_WHAT IS EXPECTED_: Counting matches as case-sensitive, how many lines of the data below contain the string "Foro"? Reply with the number alone.

_PROVIDED ENTRIES_:
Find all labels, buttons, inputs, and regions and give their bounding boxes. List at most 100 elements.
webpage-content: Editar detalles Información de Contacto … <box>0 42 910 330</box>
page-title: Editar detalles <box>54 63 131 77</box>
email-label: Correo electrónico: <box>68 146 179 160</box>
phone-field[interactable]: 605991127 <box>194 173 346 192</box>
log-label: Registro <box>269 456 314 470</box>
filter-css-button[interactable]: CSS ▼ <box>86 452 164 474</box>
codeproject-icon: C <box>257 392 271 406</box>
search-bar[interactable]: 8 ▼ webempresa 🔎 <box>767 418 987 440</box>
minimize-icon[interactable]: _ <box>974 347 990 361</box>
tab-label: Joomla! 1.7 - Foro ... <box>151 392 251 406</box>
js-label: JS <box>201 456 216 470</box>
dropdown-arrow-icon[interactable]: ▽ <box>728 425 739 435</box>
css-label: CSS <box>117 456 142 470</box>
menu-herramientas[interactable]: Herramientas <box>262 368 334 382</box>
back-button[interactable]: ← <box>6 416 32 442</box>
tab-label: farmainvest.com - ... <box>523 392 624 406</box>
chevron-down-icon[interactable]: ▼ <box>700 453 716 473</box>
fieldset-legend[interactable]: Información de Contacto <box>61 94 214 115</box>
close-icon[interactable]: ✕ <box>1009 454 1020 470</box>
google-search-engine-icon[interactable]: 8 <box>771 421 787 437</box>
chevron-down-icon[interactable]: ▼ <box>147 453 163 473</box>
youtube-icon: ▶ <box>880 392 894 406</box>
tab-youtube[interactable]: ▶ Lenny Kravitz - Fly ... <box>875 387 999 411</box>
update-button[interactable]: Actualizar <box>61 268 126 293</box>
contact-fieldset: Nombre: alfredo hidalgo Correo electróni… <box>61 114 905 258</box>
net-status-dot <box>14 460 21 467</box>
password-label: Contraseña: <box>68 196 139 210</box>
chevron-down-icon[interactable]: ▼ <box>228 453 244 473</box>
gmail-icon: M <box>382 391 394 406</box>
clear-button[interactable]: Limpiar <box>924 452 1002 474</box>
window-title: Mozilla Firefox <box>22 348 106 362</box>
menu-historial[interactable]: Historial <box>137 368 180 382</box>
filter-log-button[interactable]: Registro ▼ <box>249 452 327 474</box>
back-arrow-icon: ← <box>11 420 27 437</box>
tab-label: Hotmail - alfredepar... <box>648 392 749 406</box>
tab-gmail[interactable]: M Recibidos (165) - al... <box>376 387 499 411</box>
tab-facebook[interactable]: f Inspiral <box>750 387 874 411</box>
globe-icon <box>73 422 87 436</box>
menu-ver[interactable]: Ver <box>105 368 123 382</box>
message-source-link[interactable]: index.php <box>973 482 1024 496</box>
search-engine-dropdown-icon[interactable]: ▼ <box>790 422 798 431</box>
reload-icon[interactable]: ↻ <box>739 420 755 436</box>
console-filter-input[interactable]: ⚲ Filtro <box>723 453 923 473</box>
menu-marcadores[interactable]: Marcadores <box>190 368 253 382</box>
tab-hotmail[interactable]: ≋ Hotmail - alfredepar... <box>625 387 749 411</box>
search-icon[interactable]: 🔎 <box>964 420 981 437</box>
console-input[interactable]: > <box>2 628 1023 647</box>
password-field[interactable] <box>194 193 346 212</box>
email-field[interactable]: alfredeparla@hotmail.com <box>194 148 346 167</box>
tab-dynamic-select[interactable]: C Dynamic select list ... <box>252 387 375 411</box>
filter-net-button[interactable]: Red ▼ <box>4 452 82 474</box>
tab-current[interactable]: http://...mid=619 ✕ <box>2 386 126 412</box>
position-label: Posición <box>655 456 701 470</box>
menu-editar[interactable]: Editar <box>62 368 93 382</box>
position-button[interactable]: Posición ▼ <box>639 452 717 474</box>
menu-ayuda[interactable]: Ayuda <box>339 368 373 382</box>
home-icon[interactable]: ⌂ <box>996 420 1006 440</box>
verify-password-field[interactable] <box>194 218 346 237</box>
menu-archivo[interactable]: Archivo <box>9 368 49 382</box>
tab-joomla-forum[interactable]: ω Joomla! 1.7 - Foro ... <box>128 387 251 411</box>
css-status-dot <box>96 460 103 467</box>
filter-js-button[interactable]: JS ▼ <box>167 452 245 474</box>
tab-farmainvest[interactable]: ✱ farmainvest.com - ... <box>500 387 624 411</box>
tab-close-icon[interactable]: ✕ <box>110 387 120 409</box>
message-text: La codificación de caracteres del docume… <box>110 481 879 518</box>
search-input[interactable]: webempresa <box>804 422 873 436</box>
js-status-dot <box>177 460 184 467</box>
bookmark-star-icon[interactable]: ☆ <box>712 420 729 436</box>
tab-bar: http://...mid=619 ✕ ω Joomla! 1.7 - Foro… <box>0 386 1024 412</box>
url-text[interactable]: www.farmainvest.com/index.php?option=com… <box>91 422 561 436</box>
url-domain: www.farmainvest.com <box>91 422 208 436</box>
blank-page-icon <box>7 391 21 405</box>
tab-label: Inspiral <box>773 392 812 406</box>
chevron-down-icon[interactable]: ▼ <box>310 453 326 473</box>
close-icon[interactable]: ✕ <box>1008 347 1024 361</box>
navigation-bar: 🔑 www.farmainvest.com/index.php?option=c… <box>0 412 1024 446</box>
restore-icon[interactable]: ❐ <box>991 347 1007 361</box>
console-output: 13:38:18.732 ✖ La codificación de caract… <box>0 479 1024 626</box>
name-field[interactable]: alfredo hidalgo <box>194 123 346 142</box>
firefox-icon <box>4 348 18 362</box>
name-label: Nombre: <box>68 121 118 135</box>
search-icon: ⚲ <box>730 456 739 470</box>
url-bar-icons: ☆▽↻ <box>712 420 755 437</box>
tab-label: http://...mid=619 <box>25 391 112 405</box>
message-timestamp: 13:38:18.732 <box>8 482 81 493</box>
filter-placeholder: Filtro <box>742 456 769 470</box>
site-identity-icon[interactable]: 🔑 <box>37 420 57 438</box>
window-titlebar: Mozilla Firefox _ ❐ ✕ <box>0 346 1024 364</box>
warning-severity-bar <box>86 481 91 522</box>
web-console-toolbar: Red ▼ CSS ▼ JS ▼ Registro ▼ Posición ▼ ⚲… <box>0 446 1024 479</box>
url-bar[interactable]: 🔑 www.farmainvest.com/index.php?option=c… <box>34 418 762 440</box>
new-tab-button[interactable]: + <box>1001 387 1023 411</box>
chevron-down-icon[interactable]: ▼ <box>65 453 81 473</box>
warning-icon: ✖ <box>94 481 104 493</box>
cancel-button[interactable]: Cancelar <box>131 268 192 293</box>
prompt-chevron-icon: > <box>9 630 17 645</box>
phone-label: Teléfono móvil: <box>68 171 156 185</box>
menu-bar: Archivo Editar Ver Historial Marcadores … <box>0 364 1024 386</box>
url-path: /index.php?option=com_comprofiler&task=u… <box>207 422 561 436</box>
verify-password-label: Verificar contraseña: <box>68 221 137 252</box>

---

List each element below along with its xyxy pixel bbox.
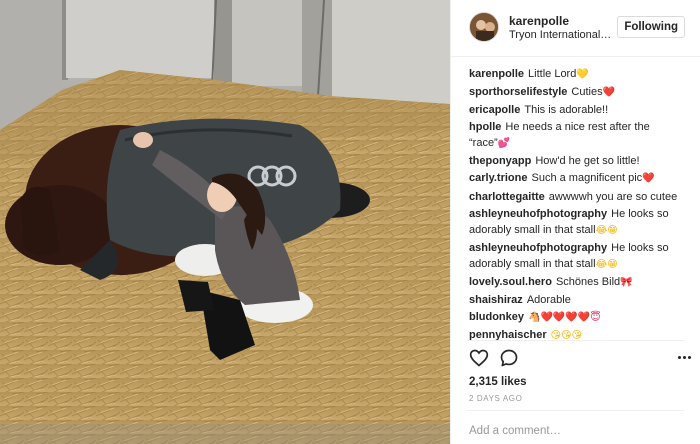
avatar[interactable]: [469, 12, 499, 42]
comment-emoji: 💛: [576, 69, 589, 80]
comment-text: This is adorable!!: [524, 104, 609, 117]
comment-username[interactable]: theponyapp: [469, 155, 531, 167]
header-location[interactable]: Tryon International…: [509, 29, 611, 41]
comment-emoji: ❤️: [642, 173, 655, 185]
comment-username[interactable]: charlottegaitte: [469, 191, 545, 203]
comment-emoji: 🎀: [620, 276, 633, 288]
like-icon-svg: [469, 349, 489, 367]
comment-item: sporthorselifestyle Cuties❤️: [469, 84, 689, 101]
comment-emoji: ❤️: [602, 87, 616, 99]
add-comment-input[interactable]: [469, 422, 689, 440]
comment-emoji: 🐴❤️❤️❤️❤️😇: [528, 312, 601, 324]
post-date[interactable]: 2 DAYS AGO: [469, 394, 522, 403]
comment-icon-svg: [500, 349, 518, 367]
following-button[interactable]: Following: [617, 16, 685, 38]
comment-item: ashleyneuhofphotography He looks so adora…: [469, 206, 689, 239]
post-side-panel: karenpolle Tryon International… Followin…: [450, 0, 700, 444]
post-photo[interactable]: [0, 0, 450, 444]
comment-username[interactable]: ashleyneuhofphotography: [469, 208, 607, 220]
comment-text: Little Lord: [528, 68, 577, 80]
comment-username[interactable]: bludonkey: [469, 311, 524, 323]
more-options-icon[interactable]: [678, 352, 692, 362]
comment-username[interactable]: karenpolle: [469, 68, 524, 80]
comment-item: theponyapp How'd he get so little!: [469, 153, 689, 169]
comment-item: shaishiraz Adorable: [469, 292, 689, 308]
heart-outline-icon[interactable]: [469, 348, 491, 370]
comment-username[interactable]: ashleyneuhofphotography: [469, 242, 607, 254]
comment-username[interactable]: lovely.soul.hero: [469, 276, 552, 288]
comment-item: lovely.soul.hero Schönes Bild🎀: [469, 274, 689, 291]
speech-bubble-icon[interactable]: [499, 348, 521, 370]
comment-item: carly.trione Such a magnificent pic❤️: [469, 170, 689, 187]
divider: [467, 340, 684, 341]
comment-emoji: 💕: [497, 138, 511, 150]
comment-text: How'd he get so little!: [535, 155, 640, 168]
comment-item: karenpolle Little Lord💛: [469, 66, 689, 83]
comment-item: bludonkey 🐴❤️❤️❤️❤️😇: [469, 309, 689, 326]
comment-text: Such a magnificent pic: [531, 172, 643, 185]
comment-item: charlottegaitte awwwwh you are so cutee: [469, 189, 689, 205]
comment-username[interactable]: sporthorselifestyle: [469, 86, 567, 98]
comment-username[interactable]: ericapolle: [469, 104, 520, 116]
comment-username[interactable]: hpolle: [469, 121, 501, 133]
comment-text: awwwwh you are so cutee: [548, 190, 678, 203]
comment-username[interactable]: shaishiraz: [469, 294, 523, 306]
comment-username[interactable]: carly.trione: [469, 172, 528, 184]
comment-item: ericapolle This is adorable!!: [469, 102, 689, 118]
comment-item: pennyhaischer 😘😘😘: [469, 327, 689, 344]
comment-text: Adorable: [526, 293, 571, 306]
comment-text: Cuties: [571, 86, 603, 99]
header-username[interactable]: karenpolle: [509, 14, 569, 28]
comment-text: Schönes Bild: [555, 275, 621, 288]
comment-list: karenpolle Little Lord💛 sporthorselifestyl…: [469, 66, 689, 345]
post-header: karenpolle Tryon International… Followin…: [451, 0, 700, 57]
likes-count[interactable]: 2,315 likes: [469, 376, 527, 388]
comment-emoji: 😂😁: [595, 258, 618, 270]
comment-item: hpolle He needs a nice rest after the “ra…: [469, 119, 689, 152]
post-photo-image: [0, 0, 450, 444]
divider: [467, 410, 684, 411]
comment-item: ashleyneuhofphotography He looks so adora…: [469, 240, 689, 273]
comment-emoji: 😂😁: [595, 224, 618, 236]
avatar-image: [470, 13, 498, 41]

_FINAL RESULT_: 3